---- PROVIDED ENTRIES

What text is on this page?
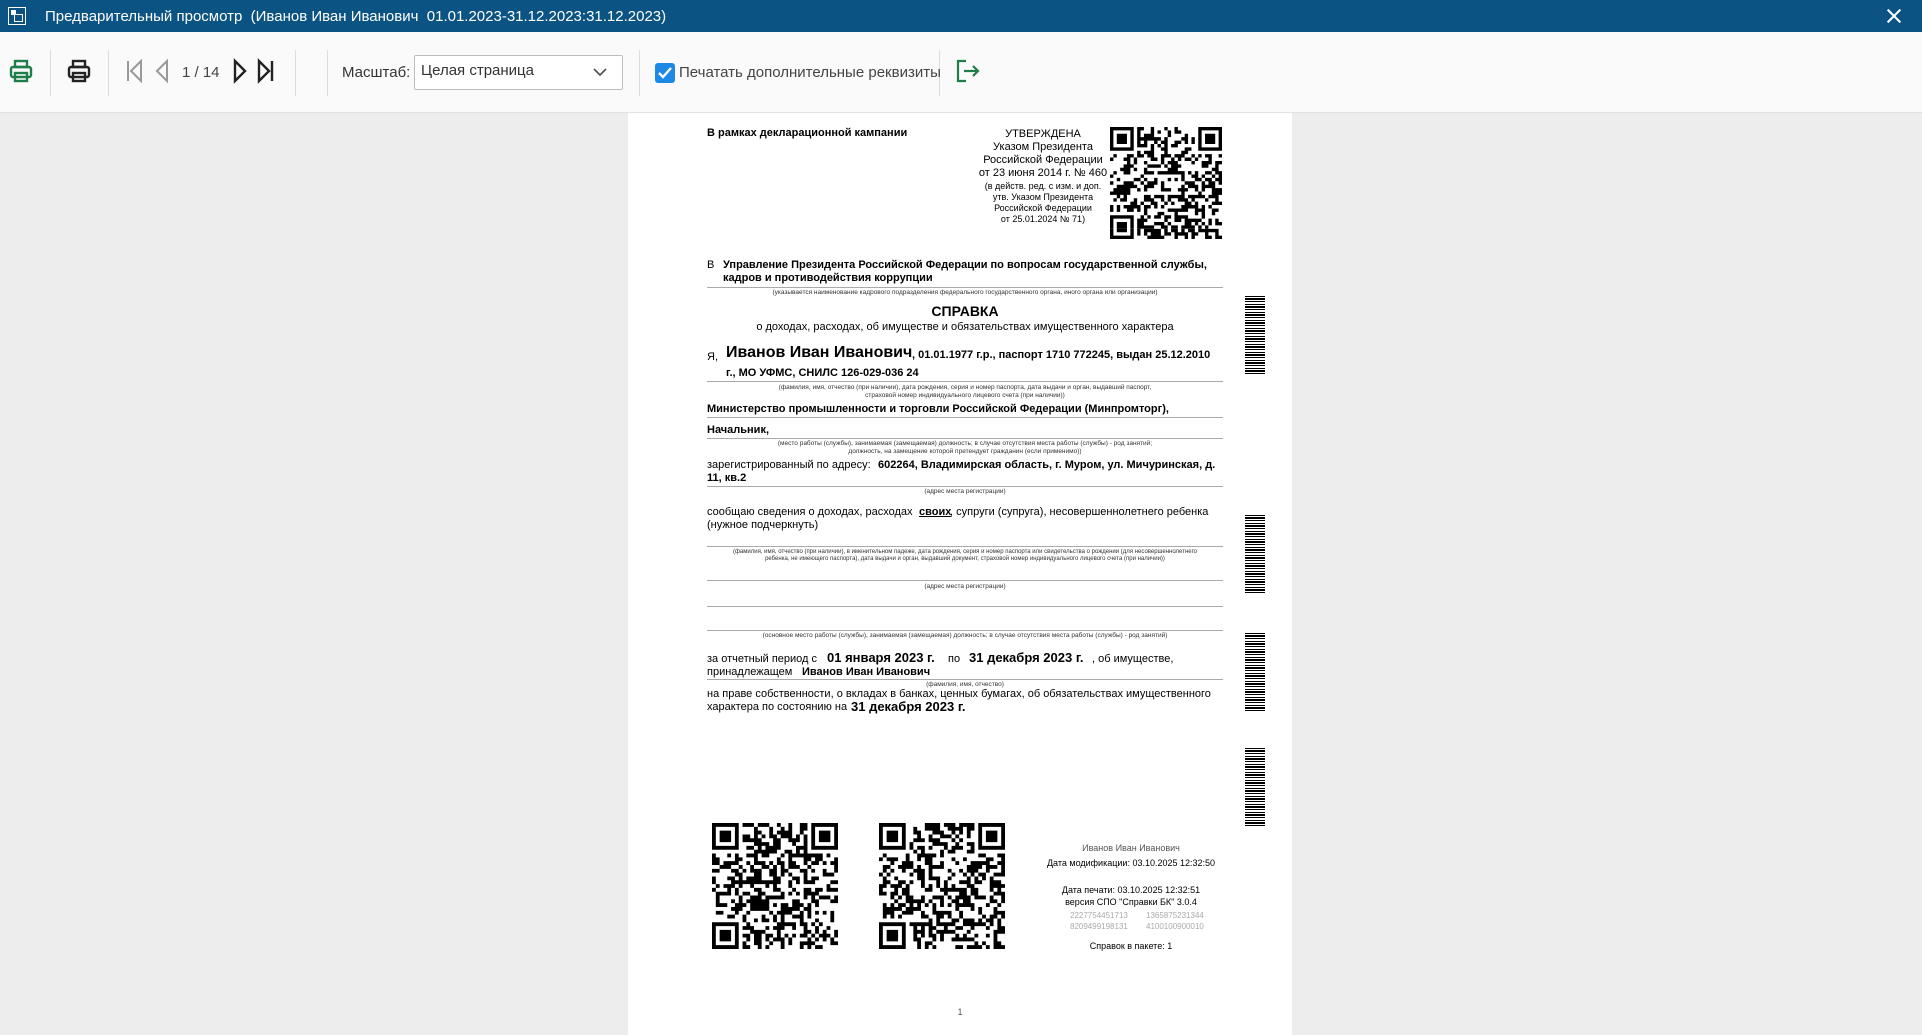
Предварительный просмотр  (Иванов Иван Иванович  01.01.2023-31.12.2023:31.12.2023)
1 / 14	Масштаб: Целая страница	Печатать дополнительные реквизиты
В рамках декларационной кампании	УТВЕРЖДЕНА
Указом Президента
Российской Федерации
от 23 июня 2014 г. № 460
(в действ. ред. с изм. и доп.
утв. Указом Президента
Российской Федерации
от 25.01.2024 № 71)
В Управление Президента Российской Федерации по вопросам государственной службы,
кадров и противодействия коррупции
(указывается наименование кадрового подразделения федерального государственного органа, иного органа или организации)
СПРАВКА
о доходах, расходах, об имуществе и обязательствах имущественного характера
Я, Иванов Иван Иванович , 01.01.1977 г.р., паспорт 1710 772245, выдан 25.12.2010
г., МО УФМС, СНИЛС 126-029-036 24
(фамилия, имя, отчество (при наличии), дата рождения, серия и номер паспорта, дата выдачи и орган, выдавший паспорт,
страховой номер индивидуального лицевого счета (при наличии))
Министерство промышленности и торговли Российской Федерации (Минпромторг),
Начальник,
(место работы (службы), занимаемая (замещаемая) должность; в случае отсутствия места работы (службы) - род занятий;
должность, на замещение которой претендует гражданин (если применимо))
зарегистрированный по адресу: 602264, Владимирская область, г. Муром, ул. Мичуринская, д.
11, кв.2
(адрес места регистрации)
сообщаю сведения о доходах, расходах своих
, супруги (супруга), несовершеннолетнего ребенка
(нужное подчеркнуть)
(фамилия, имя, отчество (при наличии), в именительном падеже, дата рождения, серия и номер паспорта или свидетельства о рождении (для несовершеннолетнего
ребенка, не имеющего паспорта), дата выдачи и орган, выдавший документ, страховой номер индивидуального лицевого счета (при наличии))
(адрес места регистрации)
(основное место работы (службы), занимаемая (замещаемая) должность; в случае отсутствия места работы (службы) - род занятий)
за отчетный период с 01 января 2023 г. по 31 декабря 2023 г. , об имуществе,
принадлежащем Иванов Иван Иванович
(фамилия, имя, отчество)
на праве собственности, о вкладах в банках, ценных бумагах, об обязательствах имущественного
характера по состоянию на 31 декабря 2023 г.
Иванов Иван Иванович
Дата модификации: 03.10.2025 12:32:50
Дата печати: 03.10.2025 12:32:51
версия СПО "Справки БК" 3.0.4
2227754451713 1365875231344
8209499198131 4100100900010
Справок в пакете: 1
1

--------
---- PROVIDED ENTRIES

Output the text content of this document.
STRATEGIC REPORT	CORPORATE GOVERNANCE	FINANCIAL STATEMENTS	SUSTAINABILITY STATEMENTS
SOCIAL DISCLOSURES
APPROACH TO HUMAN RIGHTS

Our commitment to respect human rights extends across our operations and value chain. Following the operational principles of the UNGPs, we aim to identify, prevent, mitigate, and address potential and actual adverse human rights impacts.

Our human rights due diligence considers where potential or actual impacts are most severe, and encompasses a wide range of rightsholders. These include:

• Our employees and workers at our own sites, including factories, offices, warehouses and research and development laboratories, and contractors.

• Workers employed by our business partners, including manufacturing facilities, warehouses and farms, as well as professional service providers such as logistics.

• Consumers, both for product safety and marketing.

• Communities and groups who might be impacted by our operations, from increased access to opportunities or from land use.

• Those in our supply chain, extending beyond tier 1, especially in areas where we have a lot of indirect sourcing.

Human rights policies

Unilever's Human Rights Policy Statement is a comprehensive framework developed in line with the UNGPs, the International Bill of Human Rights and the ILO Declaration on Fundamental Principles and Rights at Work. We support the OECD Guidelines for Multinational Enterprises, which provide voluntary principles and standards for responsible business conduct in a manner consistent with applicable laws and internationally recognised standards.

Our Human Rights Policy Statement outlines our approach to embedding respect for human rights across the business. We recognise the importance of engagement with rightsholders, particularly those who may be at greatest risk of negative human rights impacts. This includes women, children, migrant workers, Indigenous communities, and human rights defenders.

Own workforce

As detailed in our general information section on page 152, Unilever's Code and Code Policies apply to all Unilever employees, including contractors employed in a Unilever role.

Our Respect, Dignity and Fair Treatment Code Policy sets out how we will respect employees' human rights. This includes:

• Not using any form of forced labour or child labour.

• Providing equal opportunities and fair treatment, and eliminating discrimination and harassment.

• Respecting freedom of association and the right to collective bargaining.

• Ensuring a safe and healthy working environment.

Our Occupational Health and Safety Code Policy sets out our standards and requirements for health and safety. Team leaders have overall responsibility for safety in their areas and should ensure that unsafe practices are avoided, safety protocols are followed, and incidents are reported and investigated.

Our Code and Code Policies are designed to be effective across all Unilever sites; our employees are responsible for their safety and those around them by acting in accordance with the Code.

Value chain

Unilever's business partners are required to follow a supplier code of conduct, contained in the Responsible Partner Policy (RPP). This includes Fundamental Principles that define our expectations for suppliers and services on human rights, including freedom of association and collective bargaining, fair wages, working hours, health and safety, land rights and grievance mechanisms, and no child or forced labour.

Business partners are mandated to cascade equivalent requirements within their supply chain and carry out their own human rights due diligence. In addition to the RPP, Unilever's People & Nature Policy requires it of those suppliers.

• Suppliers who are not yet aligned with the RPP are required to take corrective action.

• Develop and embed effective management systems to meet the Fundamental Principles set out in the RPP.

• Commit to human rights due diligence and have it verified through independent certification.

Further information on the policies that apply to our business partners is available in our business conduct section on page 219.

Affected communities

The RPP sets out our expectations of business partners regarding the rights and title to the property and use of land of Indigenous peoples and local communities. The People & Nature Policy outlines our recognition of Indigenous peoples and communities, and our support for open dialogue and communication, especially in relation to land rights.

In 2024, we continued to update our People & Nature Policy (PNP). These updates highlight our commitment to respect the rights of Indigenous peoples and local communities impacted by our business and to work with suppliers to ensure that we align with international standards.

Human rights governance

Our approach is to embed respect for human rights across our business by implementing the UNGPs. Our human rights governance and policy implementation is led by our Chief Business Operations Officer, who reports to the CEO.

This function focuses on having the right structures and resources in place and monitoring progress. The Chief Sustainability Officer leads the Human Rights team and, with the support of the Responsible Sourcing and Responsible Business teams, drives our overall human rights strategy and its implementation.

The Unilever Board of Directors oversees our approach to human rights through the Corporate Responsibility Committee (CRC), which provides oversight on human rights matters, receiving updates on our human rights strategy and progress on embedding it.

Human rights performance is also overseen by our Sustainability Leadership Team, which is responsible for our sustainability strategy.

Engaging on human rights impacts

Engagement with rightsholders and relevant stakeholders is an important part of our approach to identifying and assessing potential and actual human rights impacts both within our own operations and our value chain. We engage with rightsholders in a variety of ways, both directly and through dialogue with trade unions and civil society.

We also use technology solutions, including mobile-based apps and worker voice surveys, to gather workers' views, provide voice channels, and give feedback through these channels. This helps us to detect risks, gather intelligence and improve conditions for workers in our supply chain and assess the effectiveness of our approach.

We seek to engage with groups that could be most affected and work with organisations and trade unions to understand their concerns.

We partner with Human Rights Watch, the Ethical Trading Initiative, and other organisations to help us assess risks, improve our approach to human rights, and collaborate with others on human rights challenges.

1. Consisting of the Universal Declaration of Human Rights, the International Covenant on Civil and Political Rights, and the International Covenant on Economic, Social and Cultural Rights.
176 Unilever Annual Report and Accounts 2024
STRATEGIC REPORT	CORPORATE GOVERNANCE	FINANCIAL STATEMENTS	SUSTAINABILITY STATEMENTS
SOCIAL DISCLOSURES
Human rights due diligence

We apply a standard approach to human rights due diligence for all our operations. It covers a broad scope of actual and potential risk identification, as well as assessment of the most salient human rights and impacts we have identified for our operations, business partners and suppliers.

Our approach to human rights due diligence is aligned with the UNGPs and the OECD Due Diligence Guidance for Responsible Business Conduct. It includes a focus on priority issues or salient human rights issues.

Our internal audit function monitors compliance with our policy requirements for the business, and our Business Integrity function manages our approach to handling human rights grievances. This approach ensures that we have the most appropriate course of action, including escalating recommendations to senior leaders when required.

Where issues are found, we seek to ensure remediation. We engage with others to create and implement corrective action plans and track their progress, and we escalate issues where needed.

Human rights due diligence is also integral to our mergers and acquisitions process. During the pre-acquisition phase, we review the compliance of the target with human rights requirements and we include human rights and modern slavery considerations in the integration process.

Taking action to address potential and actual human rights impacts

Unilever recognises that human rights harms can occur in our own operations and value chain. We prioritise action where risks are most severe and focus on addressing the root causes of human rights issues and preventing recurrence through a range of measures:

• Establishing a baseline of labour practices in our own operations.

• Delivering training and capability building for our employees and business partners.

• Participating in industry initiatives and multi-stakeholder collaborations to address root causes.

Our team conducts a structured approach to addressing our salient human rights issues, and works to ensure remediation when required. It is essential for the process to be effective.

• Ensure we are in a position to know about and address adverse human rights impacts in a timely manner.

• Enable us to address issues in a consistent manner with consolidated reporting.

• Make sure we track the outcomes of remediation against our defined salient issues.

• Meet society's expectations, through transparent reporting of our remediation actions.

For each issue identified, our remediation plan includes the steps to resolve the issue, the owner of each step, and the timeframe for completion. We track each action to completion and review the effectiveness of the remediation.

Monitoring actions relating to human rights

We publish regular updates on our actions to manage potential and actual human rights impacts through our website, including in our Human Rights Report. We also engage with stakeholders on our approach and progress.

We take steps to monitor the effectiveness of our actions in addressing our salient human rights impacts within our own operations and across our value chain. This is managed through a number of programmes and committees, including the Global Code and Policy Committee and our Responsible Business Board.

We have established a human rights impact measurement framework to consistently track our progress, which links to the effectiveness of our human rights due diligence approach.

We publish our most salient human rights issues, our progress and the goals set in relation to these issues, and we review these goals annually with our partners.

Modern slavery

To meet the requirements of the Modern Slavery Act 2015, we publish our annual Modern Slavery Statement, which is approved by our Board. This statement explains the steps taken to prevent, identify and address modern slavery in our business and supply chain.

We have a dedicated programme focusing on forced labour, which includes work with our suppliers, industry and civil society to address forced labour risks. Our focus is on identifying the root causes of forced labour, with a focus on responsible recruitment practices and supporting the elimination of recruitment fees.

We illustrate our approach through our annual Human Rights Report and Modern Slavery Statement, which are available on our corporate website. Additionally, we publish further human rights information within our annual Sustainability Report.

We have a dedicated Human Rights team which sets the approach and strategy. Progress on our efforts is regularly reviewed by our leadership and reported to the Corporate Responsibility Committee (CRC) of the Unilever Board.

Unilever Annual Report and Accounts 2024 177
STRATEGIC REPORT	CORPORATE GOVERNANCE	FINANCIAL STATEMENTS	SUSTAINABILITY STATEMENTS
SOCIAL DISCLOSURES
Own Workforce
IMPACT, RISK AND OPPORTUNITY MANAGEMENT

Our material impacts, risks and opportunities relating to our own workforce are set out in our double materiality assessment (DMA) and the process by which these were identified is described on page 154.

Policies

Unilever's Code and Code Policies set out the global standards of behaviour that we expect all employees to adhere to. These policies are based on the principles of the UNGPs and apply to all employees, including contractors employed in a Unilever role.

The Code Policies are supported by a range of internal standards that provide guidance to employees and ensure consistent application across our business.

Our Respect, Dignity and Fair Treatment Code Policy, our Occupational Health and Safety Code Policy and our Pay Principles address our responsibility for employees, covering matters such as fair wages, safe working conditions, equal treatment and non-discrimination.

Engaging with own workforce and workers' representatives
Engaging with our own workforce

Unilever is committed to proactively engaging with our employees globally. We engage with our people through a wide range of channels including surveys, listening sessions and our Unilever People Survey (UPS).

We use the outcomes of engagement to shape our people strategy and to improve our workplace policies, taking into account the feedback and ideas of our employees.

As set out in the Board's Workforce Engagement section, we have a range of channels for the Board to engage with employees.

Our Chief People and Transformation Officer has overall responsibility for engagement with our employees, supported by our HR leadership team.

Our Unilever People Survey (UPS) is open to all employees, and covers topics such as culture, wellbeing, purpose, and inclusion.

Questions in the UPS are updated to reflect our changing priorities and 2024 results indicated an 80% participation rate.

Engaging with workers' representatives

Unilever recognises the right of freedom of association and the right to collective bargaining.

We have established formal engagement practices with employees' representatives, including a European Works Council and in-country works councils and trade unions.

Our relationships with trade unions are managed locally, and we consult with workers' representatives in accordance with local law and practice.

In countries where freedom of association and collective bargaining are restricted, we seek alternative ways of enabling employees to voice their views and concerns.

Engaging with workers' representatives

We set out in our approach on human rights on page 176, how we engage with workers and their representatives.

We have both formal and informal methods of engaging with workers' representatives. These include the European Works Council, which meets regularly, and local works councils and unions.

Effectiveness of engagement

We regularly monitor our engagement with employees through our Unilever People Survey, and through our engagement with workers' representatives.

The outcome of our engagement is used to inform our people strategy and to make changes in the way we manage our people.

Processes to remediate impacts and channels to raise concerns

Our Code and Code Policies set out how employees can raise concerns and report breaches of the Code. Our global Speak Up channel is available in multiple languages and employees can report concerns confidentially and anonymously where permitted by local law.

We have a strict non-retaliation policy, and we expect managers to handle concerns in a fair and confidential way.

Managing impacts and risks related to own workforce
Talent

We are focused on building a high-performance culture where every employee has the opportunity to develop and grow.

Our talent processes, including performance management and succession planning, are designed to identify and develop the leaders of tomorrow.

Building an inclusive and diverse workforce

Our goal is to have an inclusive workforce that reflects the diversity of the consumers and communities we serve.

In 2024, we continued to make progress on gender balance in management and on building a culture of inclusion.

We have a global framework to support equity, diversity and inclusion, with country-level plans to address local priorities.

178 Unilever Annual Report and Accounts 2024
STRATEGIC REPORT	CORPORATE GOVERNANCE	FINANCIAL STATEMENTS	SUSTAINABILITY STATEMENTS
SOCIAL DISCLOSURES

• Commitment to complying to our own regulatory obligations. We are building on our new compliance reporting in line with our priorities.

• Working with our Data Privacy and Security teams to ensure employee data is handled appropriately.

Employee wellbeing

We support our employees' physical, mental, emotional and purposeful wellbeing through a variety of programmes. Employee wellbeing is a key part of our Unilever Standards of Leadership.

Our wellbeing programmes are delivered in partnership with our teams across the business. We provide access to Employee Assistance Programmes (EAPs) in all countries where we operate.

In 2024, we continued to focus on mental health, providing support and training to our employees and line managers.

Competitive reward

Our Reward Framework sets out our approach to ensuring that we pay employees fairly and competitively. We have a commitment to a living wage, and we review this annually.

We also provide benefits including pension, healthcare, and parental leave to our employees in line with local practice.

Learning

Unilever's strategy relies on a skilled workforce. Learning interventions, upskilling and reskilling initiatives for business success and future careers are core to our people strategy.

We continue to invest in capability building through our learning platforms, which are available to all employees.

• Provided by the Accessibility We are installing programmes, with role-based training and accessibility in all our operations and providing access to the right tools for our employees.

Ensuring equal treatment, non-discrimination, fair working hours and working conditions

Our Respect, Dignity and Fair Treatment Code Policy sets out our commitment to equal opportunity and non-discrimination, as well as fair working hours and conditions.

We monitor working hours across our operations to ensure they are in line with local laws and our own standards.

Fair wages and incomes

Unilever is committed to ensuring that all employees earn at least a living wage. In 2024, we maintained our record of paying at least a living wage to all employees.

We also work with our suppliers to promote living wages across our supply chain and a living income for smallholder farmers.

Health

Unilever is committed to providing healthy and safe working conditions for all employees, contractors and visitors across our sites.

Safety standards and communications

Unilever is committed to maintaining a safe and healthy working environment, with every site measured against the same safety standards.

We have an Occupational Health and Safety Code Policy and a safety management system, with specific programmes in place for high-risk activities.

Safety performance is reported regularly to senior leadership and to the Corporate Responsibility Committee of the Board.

--------

**TASK GOAL**
Go through the data and gather every line that holds "индивидуального".

**THE COMPLETED TASK**
страховой номер индивидуального лицевого счета (при наличии))
ребенка, не имеющего паспорта), дата выдачи и орган, выдавший документ, страховой номер индивидуального лицевого счета (при наличии))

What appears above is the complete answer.